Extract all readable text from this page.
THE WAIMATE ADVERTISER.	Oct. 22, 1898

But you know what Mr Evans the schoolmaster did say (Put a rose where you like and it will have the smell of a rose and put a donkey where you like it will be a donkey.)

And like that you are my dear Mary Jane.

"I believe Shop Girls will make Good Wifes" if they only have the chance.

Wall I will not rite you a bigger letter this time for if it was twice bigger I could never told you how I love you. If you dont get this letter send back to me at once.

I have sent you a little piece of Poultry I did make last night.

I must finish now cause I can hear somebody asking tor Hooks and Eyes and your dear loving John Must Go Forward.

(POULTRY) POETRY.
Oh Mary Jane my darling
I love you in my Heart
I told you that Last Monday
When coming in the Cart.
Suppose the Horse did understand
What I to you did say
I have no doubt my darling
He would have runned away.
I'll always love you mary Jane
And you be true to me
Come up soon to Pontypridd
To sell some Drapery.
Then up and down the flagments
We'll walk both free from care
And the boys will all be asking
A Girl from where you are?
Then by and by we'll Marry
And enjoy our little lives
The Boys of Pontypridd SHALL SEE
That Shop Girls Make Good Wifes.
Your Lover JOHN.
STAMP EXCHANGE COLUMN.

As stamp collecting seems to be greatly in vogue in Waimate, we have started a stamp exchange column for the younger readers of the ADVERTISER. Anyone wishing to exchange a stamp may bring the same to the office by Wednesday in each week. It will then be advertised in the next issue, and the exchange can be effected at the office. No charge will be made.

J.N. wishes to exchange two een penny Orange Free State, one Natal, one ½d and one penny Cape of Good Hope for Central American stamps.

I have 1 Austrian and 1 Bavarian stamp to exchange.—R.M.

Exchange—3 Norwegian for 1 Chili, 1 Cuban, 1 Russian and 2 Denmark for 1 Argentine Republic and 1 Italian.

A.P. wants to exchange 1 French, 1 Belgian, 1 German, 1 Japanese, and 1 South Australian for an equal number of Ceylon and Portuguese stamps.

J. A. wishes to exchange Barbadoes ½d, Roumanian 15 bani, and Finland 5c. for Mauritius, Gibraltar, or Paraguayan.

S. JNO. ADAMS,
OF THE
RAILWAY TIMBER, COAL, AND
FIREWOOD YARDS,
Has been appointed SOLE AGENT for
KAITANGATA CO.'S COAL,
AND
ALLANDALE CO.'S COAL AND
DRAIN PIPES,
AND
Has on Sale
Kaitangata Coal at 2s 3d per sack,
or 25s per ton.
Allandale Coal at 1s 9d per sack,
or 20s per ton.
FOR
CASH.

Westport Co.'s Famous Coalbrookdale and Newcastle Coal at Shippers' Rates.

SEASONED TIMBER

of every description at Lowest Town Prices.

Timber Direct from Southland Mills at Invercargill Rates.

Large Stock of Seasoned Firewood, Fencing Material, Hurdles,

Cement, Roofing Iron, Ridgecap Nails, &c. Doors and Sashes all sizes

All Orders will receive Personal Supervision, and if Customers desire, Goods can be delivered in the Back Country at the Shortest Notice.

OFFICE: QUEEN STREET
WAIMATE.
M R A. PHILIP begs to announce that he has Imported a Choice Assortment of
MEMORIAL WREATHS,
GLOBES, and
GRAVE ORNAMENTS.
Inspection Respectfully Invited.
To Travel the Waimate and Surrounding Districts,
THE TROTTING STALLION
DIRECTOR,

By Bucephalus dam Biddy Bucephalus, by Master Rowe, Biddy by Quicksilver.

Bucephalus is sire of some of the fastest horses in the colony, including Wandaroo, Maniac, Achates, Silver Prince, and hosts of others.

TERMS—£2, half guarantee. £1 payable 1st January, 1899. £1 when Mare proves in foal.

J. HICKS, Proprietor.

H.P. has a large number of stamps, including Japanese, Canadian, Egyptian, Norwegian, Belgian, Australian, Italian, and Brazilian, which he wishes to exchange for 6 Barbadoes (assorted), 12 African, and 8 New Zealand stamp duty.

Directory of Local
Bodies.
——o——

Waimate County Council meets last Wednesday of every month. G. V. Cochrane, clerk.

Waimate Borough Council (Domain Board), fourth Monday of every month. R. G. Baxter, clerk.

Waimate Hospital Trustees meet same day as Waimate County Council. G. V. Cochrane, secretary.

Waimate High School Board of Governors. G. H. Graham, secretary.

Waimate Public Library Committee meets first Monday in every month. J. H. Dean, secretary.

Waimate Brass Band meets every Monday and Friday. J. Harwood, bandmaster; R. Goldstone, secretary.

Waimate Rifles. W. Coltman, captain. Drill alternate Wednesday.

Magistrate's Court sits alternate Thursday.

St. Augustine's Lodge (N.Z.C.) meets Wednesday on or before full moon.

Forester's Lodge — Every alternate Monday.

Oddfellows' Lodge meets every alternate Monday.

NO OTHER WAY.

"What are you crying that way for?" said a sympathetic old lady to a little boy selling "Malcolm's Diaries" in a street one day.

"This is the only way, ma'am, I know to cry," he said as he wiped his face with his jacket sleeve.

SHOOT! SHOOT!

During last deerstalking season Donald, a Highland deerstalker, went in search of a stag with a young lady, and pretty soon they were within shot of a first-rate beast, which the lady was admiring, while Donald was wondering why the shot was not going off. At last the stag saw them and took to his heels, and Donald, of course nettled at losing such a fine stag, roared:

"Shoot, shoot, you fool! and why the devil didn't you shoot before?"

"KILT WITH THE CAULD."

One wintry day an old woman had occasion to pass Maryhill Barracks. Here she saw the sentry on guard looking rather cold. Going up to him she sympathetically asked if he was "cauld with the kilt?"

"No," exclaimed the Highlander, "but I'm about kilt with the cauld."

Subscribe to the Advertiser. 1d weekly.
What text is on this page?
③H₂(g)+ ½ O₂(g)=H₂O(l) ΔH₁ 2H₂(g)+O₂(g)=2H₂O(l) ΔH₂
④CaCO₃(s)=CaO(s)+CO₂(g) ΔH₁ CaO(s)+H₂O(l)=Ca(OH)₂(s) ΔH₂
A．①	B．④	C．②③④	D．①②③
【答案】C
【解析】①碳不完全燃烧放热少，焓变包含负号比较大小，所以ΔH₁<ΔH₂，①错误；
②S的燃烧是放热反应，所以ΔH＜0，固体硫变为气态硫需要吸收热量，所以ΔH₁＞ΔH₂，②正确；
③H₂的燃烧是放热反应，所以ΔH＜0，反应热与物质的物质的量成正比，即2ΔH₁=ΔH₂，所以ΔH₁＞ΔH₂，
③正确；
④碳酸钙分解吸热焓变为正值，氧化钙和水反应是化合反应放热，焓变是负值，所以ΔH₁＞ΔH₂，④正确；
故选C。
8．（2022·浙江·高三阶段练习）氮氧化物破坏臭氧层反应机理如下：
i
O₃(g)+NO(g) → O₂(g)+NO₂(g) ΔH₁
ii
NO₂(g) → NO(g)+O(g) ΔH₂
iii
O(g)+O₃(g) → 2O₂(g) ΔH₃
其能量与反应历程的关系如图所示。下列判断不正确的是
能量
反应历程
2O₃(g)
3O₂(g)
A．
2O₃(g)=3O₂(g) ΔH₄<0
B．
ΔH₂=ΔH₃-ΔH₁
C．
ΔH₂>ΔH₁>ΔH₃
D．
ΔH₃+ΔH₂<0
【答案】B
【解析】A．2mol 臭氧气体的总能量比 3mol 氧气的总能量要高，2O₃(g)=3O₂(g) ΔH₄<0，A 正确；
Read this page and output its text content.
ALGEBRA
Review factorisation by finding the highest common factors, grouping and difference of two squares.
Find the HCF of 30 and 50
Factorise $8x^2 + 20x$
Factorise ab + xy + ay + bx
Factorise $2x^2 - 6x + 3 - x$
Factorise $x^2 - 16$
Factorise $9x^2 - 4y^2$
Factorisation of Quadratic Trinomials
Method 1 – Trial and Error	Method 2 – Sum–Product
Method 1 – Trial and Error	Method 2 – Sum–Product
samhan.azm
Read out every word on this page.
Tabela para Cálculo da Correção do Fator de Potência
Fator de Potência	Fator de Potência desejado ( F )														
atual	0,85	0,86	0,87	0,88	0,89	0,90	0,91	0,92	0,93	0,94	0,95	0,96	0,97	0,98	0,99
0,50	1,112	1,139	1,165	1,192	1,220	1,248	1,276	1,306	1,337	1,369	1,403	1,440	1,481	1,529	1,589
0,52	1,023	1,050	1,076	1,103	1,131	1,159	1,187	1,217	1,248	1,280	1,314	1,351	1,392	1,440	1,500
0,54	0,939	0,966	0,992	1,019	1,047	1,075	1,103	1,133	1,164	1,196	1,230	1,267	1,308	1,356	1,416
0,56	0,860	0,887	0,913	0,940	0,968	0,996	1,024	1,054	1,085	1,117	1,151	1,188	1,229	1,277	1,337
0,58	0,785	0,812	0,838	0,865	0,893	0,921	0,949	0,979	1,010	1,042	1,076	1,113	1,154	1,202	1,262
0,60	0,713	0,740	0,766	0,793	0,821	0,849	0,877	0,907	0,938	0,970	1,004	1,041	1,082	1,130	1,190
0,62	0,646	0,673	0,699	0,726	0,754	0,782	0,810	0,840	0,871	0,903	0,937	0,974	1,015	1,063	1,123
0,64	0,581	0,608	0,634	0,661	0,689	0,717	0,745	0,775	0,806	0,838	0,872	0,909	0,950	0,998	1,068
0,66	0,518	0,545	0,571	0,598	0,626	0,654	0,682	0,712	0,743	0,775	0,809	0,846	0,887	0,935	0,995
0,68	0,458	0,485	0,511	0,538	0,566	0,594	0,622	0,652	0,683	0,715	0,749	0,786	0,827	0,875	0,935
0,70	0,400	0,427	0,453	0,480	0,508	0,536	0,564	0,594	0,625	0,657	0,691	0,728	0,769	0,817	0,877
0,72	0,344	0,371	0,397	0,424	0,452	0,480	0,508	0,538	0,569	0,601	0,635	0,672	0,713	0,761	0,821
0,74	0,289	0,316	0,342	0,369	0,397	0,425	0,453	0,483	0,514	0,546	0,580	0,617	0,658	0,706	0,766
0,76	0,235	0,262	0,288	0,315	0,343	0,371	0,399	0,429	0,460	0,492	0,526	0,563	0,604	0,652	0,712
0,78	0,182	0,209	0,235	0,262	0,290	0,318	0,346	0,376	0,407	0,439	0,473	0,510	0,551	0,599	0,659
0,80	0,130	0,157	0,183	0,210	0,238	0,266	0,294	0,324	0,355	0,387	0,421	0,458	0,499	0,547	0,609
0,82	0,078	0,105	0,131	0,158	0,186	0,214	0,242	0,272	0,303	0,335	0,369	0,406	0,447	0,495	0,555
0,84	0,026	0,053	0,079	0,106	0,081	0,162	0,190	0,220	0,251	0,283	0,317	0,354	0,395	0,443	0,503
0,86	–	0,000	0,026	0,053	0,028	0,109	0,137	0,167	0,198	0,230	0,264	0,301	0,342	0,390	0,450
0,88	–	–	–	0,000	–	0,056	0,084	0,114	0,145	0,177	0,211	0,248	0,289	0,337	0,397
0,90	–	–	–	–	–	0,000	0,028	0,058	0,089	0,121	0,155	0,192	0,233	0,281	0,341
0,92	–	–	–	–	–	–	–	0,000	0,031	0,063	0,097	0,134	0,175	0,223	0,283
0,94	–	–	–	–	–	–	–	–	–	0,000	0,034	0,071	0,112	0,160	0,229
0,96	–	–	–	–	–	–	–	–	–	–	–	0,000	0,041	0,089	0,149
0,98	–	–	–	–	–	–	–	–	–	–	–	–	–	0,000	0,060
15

_Requirement_
Select and copy every line of the material that holds the string "month".

_Problem solution_
Waimate County Council meets last Wednesday of every month. G. V. Cochrane, clerk.
Waimate Borough Council (Domain Board), fourth Monday of every month. R. G. Baxter, clerk.
Waimate Public Library Committee meets first Monday in every month. J. H. Dean, secretary.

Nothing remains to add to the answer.